● DATA SUPPLIED
** BEGIN **
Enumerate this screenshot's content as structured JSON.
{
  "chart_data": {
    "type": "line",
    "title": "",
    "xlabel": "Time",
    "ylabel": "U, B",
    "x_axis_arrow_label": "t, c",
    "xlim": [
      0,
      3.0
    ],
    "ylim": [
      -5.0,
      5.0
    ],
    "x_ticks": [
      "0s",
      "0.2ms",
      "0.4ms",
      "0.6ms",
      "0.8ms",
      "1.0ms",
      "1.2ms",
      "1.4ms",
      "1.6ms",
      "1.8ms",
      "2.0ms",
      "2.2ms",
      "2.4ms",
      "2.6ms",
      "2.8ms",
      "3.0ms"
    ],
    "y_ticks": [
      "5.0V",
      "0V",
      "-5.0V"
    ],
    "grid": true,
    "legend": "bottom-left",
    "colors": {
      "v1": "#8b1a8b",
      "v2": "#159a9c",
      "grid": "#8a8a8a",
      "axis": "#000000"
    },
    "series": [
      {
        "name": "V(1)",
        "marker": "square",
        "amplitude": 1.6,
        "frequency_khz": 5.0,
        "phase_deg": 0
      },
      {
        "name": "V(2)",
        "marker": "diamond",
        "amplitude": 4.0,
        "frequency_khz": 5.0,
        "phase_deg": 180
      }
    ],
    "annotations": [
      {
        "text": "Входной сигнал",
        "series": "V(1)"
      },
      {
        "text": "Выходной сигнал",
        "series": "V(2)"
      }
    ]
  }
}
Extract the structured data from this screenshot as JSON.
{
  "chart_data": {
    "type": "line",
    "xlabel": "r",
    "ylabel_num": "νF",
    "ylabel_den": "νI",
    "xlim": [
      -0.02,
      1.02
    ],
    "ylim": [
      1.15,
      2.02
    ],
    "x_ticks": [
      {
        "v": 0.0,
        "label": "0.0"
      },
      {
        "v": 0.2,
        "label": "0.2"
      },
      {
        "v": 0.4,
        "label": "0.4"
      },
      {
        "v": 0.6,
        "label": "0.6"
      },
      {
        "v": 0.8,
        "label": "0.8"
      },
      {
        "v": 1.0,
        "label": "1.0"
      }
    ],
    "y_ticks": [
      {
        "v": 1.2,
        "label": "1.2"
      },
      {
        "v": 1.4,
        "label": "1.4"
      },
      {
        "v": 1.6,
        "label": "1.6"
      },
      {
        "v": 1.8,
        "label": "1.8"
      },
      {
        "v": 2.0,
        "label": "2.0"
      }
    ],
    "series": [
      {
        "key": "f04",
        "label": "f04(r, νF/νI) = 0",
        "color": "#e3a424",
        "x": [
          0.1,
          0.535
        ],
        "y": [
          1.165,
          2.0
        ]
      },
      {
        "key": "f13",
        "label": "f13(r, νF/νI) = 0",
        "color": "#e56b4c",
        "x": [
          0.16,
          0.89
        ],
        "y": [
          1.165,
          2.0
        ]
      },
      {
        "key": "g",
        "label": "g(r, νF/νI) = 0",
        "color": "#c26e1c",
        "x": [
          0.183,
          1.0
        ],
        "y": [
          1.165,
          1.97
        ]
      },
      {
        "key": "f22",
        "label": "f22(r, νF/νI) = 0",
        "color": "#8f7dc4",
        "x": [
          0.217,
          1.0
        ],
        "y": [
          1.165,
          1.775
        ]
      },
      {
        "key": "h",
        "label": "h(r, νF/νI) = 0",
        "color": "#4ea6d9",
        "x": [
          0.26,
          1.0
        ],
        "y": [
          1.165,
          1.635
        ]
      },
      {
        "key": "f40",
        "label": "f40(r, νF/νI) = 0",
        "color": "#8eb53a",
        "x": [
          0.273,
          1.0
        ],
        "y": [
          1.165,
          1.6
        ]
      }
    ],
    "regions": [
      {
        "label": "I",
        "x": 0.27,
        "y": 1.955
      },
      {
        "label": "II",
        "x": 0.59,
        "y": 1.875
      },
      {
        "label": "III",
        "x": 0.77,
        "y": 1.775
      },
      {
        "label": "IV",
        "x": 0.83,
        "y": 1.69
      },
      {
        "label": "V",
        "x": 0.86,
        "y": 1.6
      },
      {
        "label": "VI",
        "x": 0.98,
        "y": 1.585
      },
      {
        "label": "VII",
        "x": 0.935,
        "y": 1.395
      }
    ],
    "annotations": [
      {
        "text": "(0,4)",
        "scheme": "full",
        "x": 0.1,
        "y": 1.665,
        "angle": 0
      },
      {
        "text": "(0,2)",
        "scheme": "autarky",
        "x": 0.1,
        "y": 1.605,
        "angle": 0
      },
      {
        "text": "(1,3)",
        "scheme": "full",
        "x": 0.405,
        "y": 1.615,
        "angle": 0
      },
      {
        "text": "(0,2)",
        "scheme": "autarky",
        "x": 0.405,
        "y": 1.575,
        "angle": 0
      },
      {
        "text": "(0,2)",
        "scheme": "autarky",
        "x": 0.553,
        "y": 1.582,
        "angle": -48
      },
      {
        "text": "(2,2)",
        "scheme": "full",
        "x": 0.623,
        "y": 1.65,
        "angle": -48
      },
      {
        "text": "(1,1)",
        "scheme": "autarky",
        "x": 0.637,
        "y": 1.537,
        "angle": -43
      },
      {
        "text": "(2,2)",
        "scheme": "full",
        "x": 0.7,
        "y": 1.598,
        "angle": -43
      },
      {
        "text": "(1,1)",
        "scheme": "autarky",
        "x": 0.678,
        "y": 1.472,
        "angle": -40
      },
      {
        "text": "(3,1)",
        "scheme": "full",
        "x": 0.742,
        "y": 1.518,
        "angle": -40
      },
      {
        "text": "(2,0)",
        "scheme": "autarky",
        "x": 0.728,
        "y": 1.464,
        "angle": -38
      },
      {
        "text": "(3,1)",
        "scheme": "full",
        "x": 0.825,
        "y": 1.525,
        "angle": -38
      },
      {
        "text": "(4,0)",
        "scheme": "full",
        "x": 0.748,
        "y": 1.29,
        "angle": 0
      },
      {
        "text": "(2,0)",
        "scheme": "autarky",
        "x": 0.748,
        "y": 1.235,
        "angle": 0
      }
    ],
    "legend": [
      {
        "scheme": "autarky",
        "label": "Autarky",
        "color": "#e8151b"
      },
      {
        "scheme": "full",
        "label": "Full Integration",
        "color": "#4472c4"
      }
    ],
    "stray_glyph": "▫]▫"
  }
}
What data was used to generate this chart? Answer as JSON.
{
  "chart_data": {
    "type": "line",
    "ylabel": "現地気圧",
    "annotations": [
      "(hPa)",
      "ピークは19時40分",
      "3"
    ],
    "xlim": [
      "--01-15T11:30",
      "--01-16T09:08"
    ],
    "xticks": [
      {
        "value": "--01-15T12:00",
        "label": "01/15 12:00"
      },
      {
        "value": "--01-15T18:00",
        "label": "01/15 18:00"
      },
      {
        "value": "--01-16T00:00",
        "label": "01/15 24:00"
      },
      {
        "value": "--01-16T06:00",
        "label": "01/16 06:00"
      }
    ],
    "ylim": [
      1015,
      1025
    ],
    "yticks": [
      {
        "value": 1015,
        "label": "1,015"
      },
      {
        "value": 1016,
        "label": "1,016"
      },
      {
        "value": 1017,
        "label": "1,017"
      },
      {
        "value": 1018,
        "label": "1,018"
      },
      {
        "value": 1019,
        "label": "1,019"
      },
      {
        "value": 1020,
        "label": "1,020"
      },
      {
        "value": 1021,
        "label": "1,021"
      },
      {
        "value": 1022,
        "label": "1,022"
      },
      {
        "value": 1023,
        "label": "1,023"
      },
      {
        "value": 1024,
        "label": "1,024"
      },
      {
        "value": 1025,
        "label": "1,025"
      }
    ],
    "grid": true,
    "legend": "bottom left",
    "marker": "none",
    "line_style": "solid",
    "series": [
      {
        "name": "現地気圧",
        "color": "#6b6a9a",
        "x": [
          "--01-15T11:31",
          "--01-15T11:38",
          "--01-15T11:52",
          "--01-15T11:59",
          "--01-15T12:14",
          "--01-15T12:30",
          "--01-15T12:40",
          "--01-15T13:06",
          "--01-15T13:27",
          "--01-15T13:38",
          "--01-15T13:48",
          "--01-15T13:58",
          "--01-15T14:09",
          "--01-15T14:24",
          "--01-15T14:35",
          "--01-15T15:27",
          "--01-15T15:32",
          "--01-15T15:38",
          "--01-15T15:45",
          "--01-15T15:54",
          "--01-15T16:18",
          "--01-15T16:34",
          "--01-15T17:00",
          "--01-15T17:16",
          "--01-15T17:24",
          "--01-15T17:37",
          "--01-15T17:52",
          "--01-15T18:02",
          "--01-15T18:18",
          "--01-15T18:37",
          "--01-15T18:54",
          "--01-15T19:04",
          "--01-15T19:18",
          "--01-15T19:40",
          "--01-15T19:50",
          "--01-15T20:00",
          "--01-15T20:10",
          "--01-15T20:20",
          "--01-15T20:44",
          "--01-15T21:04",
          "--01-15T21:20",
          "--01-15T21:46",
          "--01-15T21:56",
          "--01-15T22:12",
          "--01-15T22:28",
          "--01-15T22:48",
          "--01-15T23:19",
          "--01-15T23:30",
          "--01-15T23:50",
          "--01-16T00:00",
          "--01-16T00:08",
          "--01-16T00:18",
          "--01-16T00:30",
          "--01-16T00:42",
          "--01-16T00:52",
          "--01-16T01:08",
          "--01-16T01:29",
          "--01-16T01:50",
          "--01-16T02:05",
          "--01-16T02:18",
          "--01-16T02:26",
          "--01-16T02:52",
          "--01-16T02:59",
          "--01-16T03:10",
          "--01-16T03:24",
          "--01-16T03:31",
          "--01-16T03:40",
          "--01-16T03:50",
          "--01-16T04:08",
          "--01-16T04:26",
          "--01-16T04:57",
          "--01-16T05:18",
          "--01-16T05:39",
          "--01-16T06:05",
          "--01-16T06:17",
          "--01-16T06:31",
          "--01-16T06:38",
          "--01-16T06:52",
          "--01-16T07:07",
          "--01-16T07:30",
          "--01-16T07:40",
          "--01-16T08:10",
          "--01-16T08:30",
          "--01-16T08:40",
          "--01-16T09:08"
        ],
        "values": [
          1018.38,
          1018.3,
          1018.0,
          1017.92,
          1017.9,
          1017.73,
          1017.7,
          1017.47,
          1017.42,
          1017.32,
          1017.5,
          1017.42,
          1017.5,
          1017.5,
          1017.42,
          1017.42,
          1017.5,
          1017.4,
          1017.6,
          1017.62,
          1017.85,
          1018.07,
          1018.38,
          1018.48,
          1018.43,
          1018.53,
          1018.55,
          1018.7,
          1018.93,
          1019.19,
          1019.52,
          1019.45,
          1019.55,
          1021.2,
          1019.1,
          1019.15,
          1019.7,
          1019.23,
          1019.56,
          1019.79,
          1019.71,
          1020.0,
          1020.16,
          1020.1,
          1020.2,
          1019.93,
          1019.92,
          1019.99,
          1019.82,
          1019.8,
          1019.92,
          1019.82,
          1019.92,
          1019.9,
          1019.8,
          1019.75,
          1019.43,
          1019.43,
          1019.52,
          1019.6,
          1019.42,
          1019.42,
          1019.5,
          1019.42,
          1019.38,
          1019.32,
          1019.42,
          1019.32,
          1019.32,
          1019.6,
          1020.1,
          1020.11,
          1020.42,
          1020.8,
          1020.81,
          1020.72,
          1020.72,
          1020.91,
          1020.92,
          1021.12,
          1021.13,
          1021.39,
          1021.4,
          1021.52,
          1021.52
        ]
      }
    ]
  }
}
** END **
● WRITTEN REQUEST
Search the listing above for the string "bottom". Copy every line that contains it.

● EXERCISE RESPONSE
    "legend": "bottom-left",
    "legend": "bottom left",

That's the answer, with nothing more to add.